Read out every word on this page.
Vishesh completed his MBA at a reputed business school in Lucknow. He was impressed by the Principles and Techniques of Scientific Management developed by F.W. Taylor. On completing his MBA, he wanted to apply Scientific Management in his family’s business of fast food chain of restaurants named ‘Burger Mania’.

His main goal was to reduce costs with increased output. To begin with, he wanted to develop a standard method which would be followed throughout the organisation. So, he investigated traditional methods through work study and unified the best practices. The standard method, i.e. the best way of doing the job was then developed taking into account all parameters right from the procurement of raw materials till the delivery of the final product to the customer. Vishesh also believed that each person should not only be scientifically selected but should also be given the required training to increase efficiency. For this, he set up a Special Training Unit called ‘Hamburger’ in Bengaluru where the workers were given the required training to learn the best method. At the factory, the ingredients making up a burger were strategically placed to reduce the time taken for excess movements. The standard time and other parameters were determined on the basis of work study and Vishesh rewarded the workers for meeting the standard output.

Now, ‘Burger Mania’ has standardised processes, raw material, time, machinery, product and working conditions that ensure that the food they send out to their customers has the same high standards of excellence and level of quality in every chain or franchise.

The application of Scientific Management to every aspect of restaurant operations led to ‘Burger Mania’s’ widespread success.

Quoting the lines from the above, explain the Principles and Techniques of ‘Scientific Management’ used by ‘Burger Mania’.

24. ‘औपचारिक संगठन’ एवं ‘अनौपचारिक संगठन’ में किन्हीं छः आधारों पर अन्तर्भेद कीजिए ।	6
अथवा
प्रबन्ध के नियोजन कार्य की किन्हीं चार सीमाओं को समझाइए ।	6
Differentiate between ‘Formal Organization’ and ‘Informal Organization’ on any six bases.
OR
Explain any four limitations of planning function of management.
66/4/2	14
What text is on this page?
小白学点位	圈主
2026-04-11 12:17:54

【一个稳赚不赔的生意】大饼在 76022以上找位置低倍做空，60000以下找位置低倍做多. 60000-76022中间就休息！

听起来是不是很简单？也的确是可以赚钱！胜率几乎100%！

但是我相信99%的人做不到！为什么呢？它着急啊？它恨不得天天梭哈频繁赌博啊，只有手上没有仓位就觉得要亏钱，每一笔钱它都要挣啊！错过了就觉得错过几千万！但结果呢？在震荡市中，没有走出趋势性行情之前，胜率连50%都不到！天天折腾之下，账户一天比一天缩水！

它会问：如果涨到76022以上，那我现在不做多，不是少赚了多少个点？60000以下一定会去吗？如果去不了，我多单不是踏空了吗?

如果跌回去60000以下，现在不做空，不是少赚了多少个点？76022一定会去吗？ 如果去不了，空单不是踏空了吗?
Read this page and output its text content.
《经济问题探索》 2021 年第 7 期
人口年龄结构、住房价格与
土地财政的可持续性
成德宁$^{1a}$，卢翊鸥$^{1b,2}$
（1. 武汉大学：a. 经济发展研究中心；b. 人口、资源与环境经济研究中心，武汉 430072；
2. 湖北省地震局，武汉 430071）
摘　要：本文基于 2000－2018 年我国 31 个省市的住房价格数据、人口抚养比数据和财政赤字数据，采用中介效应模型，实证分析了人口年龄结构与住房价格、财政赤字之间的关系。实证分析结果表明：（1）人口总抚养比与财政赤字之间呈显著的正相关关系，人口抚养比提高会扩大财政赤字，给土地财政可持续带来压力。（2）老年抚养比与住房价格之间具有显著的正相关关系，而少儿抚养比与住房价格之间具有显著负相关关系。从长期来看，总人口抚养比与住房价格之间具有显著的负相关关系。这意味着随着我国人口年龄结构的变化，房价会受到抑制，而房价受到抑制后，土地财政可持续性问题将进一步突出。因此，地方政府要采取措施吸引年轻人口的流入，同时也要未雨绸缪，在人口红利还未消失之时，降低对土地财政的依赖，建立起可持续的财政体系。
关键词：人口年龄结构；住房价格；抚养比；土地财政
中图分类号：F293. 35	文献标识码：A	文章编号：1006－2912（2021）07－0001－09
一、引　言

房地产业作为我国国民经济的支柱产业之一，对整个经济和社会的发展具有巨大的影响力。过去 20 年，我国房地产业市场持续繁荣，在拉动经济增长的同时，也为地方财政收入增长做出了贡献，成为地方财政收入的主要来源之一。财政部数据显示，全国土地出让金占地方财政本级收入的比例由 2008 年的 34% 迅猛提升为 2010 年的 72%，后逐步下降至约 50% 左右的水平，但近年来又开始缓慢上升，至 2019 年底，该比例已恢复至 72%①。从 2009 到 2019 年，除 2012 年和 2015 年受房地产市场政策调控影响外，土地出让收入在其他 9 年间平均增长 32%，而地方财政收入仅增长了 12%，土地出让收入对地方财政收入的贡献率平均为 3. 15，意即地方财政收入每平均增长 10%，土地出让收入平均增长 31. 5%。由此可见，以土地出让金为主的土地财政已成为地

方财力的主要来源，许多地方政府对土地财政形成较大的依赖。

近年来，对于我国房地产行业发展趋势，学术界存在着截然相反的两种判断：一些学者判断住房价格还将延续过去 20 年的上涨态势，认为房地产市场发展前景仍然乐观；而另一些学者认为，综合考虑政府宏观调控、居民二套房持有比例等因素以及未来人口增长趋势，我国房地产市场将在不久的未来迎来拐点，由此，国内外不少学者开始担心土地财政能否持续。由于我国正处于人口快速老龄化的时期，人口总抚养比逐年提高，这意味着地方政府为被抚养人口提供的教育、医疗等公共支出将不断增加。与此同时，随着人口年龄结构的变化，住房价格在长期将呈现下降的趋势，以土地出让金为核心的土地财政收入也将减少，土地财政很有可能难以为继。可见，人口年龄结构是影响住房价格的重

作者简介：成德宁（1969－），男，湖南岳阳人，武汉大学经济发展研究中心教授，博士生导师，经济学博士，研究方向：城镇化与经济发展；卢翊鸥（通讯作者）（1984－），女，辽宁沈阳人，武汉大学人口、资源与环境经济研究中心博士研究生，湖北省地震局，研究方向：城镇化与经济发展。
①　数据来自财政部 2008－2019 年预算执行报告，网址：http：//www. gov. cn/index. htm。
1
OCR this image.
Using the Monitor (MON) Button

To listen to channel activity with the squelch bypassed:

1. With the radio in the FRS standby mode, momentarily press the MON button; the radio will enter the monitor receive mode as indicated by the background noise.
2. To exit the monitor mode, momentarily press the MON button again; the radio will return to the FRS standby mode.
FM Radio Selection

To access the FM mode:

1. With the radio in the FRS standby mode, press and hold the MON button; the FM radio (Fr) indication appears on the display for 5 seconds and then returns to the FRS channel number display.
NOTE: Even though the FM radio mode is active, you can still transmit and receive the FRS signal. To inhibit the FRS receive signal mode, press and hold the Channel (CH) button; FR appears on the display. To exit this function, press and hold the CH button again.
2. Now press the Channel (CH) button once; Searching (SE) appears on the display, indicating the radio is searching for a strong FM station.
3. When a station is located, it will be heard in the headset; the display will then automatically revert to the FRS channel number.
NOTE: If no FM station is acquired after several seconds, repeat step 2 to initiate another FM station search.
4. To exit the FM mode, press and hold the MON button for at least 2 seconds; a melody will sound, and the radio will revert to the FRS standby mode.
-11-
- - -
**WRITTEN INSTRUCTION**. The answer is a single number, the count of lines in the records that contain the string "revert".

**OUTPUT BELOW**. 2